• _Tasks to complete_
1 - In the excerpt about the writer's mother and her dementia, why does the writer call the timing of the mother's death "only fitting"? Answer in one to three sentences.
2 - In the excerpt about the writer's mother and her dementia, whom did the mother pattern herself after?

In recent years, as dementia overtook her, my mother imagined that her mother and brother, both long dead, were living on the same hall as her at the nursing home.

She would insist that I go next door and check on my grandmother or go see the administrator to make sure a room was being prepared for my uncle. I learned early on not to argue with such requests, and instead merely wandered around in the hall out of her sight for a little while until she forgot why I’d left the room.

It is only fitting, then, that after having ducked any number of humane opportunities to die and avoid further suffering and confusion, my mother waited until last night, the same day as her mother’s birth date, to die. 

Marjorie Jones, c.1921


My mother was a formidable person. She patterned herself after her mother, who was left single with three children to raise after her husband took his life during the Great Depression. My mother didn’t face the same challenges that her mother faced. She was also the youngest of the three children and forever demanded the attention and adoration that a youngest child can sometimes expect. Still, she was, to put it lightly, very strong willed, and this didn’t always make her easy to be around.

Bounding box prediction data
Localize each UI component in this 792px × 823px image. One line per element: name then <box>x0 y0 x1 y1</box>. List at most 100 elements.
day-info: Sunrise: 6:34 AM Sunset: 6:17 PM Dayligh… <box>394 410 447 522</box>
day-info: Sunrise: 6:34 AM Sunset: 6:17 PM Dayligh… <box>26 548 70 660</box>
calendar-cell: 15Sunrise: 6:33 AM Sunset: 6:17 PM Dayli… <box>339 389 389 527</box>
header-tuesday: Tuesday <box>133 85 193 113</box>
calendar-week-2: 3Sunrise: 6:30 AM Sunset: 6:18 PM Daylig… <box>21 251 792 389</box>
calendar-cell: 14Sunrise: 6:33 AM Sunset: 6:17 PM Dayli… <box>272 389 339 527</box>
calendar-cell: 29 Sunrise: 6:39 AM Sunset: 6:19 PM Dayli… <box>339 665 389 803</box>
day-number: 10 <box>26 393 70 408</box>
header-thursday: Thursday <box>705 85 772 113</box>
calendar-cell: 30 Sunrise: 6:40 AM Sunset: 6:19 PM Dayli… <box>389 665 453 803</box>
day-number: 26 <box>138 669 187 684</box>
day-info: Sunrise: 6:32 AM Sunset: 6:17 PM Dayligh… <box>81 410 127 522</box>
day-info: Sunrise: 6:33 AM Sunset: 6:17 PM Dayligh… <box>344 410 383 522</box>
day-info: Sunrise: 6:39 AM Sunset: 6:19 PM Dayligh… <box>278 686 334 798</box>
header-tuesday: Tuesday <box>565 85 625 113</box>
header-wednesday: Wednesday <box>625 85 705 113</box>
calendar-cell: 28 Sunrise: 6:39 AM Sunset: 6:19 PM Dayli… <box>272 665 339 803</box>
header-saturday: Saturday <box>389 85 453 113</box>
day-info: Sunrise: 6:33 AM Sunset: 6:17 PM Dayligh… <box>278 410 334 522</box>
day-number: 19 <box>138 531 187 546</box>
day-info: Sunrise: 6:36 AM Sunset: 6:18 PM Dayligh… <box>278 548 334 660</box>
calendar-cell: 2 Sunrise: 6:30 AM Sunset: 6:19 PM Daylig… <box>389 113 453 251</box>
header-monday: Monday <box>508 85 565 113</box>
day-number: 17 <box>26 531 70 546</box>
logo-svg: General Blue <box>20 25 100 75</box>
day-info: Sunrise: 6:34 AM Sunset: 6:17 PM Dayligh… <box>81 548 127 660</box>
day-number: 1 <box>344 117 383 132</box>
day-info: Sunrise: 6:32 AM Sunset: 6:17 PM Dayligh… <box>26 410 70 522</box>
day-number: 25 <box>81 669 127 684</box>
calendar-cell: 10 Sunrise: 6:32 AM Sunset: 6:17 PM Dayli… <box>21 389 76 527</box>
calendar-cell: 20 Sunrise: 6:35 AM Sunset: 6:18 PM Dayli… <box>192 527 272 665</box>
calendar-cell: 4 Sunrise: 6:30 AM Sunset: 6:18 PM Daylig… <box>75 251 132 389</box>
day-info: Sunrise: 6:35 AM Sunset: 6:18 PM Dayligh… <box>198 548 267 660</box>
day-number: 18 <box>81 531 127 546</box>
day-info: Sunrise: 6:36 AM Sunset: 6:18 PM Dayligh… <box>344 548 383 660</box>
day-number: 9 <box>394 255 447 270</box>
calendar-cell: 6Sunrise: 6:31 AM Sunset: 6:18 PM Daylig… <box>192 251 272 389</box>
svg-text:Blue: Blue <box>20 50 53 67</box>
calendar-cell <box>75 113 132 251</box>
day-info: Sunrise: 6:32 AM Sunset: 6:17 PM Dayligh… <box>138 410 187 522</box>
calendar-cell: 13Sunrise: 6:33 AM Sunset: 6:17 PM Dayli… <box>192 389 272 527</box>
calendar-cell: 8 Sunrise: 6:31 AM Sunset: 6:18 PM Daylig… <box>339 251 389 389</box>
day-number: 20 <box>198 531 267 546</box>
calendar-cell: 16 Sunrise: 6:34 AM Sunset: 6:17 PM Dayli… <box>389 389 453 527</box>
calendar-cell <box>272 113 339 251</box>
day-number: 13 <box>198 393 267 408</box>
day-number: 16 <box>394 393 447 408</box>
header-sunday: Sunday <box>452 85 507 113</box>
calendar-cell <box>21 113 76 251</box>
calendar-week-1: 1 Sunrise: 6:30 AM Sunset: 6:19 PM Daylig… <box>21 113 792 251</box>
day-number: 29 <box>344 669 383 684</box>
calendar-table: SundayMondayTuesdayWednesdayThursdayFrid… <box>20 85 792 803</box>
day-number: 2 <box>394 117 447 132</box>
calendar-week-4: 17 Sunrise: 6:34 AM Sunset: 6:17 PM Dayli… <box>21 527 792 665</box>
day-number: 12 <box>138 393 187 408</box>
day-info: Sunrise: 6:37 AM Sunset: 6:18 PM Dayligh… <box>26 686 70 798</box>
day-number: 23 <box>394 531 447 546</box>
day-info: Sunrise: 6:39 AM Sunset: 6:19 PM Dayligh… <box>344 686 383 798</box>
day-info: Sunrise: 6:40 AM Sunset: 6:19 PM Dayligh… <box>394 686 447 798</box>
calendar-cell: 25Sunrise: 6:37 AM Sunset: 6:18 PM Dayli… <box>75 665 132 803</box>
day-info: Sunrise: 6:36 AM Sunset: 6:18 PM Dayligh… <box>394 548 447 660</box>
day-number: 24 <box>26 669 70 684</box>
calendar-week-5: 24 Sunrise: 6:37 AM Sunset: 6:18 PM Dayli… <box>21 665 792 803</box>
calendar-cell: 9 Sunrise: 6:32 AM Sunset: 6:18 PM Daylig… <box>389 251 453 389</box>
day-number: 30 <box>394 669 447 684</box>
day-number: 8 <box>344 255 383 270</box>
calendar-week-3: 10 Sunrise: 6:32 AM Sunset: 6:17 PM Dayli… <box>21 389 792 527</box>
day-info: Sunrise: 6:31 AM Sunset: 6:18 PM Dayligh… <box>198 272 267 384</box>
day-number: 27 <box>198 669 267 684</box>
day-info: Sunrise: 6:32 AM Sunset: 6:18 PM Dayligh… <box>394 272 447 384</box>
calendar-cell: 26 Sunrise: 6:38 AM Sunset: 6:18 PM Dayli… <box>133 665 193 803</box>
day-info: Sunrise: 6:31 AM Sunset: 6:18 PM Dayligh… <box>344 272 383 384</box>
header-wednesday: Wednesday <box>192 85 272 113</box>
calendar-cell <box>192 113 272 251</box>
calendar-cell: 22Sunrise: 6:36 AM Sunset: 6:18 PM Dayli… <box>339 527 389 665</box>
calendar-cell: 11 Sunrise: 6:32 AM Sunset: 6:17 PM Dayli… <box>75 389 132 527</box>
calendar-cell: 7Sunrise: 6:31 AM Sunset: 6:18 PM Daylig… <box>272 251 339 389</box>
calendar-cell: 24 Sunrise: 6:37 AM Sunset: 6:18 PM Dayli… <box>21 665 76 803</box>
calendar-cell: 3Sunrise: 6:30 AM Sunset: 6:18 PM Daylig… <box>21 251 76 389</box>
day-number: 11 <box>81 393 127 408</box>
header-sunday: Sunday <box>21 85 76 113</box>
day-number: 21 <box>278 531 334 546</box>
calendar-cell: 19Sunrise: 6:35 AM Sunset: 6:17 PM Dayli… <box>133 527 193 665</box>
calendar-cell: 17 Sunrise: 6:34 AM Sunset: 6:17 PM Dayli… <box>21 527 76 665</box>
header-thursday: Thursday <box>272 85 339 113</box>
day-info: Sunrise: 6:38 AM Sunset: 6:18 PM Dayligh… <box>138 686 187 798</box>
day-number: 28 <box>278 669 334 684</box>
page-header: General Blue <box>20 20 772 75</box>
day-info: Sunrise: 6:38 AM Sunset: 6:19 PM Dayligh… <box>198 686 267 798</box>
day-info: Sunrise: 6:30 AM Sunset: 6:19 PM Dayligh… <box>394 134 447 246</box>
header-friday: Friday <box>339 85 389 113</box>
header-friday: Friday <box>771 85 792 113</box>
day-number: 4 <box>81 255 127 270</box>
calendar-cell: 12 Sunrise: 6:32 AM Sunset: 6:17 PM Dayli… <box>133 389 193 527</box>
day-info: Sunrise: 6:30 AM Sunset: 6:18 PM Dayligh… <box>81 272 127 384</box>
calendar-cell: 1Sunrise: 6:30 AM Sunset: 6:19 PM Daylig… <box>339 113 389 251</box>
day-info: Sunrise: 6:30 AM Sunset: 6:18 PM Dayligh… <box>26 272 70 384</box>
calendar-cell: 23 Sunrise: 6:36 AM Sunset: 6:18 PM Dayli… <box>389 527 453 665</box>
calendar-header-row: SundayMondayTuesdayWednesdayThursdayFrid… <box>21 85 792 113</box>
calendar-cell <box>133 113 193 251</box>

• _Responses per task_
1 - In her dementia, the mother imagined that her long-dead mother was living on the same hall at the nursing home. She then died on the same day as her mother's birth date.

2 - She patterned herself after her own mother.